EXTRACT PROVIDED:
================

Most importantly, lessons learned from one test vehicle did not directly translate into the other two, or the space shot vehicle itself. This meant that each vehicle was fundamentally unique, which rendered the idea of generating applicable flight data moot. For example, you can build a 30,000-foot rocket out of fiberglass and “conventional” materials. Any higher and faster and you have to switch to heavy-duty carbon fiber and phenolic resins for heat protection. The actual technological gulf between 5,000 feet and 100,000 feet is dramatic, even though it doesn’t seem that way on the surface.

A successful development program might have taken a page from the history books. The Saturn I, the immediate predecessor to the Moon-bound Saturn V, was the largest rocket ever developed on its debut in 1961. But it didn’t achieve full operational capability until some four launches later. What gives? Well, Werner von Braun’s governing philosophy (as the leading authority in rocketry in the United States at the time) was to conduct flight tests in metaphorical and literal stages. The first three Saturn Is to fly had water tanks with the same overall dimensions as the planned second stage rather than a live upper stage. The fourth had an inert, but otherwise functional, second stage. Only on the fifth flight were both stages fully operational.

By doing a series of flight tests like this, a tremendous amount of confidence was developed in the final system, as every part tested would operate in an actual flight environment. Insight gleaned from these flights was directly applicable to an operational system. Being able to generate flight data with or without an upper stage is a true testament to general systems thinking — it didn’t matter that a fully operational, flight stage wasn’t present; the rocket treated it as if it was because it interfaced in the same way an operational stage would have.

In this vein: Since you should already have a general idea of what your final product is going to look like, test flights can be reduced down to what I termed “aerodynamic test vehicles” — rockets that share the same outer mold line as the final product, and mimic the flight masses, but don’t actually reach altitudes much above 5,000 feet or so. Understandably, this means that in a two-stage vehicle, the upper stage will have to be replaced with an inert motor or ballasted accordingly. Even then, an aerodynamic test vehicle is a much closer parallel to the final product than fully operational flight test vehicles.

Something else worth keeping in mind is the idea that every subsystem, while inherently a black box, is mathematically a variable. The idea behind isolating and bench testing subsystems is to constrain possible failure modes. While you won’t catch all of them — again, that’s nigh impossible to do, bench testing is a simulation of reality (and even simulations are themselves simulations of reality!) — you can at least limit the possible explanations for things when they do, inevitably, go wrong.

We dealt with an example of this in our first two-stage launch. It was a really beautiful rocket — nearly 11 feet long, 4” in diameter. A genuinely impressive sight at the flying field. The launch button was pushed, and it roared skyward. Then the second stage failed to fire, and it split into two stages as it passed apogee. Only one set of parachutes successfully deployed; the first stage rocketed into the ground and buried itself some two feet into the dirt.

================

YOUR TASKS:
(A) In the rocket testing passage, what did the first three Saturn I rockets carry in place of a live upper stage?
(B) Write out the rocket testing passage from "By doing a series" to "stage would have.", word for word.
Answer from the rocket testing passage alone.

================

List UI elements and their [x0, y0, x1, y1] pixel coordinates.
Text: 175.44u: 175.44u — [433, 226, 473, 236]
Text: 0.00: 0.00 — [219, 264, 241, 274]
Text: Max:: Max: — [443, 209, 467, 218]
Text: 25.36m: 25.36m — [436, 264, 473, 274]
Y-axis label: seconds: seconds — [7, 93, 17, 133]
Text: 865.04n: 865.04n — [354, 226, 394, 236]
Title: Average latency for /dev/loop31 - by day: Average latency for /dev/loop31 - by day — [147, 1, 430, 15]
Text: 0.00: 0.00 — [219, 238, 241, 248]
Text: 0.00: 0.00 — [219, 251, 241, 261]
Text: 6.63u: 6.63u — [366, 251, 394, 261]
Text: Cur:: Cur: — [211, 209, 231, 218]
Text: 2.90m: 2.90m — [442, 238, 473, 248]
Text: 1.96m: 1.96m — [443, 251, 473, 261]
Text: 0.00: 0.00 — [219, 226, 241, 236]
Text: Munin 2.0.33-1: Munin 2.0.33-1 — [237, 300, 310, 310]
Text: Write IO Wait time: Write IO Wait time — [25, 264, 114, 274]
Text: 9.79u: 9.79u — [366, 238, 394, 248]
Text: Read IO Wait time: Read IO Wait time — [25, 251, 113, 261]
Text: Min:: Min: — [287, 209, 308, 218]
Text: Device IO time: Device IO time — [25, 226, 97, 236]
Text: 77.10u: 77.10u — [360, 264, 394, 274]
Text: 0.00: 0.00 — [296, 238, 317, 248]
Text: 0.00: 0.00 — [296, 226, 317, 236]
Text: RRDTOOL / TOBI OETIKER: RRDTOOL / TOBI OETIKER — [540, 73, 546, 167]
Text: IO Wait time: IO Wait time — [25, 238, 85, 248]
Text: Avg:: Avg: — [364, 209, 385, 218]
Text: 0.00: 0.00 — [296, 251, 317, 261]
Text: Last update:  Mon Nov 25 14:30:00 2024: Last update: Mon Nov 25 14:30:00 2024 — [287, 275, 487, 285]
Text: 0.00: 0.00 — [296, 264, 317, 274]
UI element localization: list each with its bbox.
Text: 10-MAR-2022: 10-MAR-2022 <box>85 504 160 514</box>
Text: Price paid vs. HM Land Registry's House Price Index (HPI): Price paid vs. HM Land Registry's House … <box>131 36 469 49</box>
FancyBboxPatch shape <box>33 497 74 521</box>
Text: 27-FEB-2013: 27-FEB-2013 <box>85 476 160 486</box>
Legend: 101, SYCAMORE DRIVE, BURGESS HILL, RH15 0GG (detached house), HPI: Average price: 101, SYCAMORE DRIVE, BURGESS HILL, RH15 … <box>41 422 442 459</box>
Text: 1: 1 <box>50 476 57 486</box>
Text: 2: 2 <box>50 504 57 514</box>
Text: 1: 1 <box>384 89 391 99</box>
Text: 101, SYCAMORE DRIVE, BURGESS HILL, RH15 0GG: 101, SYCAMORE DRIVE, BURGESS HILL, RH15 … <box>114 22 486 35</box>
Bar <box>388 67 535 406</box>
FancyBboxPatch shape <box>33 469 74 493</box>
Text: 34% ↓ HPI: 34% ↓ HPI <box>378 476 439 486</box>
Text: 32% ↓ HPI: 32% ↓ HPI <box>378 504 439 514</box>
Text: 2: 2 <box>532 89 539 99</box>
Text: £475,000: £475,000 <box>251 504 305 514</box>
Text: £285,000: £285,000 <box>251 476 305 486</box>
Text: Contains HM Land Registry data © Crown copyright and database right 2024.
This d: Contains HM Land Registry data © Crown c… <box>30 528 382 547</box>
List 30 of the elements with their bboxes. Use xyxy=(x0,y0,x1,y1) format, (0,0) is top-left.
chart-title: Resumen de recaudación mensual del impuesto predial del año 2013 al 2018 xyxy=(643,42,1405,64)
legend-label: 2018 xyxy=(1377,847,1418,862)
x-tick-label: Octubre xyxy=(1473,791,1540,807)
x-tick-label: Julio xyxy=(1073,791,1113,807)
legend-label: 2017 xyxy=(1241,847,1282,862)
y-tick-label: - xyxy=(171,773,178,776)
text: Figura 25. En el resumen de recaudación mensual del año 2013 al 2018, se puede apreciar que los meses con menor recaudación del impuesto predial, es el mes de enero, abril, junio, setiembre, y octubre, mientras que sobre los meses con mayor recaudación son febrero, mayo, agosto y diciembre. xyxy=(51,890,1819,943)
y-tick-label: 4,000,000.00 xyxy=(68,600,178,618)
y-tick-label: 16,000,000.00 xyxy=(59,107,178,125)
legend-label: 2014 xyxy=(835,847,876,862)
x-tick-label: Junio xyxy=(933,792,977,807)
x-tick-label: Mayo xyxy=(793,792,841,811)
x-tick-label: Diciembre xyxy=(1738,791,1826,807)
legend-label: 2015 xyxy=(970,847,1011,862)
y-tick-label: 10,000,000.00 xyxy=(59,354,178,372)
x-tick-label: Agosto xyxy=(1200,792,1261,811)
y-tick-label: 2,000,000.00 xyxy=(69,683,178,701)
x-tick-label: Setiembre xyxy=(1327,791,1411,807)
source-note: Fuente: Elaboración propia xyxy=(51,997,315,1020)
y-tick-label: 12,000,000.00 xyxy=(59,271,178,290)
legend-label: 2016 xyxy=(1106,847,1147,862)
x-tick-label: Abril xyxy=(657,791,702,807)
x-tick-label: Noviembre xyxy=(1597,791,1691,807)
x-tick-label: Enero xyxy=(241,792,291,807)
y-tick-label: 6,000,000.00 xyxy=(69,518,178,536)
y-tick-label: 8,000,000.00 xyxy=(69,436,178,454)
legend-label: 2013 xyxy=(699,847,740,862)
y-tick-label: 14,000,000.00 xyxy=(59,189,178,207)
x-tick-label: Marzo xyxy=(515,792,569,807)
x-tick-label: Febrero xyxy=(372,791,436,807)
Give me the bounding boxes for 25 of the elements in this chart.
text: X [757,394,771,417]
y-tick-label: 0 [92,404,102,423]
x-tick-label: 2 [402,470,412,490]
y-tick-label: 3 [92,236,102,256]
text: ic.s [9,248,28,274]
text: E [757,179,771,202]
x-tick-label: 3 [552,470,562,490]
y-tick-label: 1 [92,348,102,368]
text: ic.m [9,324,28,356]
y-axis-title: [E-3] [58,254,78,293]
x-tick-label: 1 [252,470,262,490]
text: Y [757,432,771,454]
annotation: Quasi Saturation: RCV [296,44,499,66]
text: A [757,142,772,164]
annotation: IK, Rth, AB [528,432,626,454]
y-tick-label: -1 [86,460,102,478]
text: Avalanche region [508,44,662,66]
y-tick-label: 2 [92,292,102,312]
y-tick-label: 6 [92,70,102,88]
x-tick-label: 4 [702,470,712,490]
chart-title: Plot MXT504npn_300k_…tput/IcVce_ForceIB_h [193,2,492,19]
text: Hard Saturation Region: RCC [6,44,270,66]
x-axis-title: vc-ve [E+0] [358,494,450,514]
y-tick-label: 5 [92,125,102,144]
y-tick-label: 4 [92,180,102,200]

================

ANSWERS FOR THE EXERCISE:
(A) Water tanks with the same overall dimensions as the planned second stage.

(B)
By doing a series of flight tests like this, a tremendous amount of confidence was developed in the final system, as every part tested would operate in an actual flight environment. Insight gleaned from these flights was directly applicable to an operational system. Being able to generate flight data with or without an upper stage is a true testament to general systems thinking — it didn’t matter that a fully operational, flight stage wasn’t present; the rocket treated it as if it was because it interfaced in the same way an operational stage would have.